→ TASK TO COMPLETE
Calculate how many lines in the following records hold the word "respectful", and report that number without comment.

>> Start

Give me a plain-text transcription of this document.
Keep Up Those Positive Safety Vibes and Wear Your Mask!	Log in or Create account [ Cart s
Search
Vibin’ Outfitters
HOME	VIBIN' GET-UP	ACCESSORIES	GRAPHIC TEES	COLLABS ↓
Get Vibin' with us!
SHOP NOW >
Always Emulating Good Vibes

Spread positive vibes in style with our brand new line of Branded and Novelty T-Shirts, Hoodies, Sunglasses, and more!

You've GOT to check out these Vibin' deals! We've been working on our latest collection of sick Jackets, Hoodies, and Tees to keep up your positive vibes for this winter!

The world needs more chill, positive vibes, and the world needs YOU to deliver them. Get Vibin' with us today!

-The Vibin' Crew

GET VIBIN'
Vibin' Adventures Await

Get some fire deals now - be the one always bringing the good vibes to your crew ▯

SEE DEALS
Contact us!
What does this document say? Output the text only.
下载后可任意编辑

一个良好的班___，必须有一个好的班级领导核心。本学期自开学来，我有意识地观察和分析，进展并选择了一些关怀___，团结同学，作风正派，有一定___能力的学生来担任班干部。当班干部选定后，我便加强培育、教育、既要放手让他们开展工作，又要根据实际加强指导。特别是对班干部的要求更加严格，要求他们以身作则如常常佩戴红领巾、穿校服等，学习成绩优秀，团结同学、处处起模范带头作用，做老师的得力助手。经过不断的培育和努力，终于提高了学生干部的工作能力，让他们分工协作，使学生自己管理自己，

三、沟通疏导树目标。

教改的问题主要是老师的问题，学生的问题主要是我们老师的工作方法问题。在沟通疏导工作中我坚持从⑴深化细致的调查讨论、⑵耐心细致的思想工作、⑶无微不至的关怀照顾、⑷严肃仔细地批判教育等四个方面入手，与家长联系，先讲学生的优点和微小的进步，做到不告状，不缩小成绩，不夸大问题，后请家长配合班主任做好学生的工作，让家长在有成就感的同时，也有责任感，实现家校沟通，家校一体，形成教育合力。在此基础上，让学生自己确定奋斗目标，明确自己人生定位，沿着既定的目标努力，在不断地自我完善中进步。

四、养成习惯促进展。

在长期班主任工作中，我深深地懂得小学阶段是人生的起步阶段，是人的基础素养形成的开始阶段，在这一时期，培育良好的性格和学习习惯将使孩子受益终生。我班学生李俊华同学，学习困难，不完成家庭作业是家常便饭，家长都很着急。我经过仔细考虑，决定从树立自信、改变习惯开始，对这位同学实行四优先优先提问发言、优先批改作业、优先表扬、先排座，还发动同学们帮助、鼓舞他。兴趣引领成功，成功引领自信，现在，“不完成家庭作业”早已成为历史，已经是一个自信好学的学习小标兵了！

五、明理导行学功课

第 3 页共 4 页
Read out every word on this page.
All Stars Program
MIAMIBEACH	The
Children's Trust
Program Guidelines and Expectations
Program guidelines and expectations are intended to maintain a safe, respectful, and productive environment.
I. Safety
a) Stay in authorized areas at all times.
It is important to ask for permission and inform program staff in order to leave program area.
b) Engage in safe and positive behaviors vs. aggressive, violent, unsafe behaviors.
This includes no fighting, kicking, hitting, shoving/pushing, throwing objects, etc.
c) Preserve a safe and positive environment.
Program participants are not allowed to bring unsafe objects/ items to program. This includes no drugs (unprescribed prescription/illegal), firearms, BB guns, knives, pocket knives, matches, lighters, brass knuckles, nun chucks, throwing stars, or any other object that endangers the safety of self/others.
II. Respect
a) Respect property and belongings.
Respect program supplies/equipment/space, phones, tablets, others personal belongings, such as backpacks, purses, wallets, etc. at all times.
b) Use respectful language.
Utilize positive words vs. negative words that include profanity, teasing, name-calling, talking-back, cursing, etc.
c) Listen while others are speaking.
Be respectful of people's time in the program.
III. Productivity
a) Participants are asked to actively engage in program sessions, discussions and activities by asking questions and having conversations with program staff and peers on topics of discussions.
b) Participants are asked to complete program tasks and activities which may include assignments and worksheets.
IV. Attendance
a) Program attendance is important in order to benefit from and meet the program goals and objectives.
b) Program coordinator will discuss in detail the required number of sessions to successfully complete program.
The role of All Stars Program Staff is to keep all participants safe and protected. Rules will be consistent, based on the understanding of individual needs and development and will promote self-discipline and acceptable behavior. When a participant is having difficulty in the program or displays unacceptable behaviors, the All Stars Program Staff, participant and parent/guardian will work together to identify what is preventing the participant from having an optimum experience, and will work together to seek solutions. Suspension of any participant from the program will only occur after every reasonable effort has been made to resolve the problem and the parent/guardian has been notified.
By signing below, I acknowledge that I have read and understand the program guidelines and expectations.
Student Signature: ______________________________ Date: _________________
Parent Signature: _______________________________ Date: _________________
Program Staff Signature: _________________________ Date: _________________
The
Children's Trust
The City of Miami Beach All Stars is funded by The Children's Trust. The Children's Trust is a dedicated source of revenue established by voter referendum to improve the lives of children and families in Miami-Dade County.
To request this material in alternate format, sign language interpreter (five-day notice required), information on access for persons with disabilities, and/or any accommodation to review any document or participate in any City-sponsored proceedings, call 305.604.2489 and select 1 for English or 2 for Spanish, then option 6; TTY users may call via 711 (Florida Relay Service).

>> End

→ EXERCISE SOLUTION
3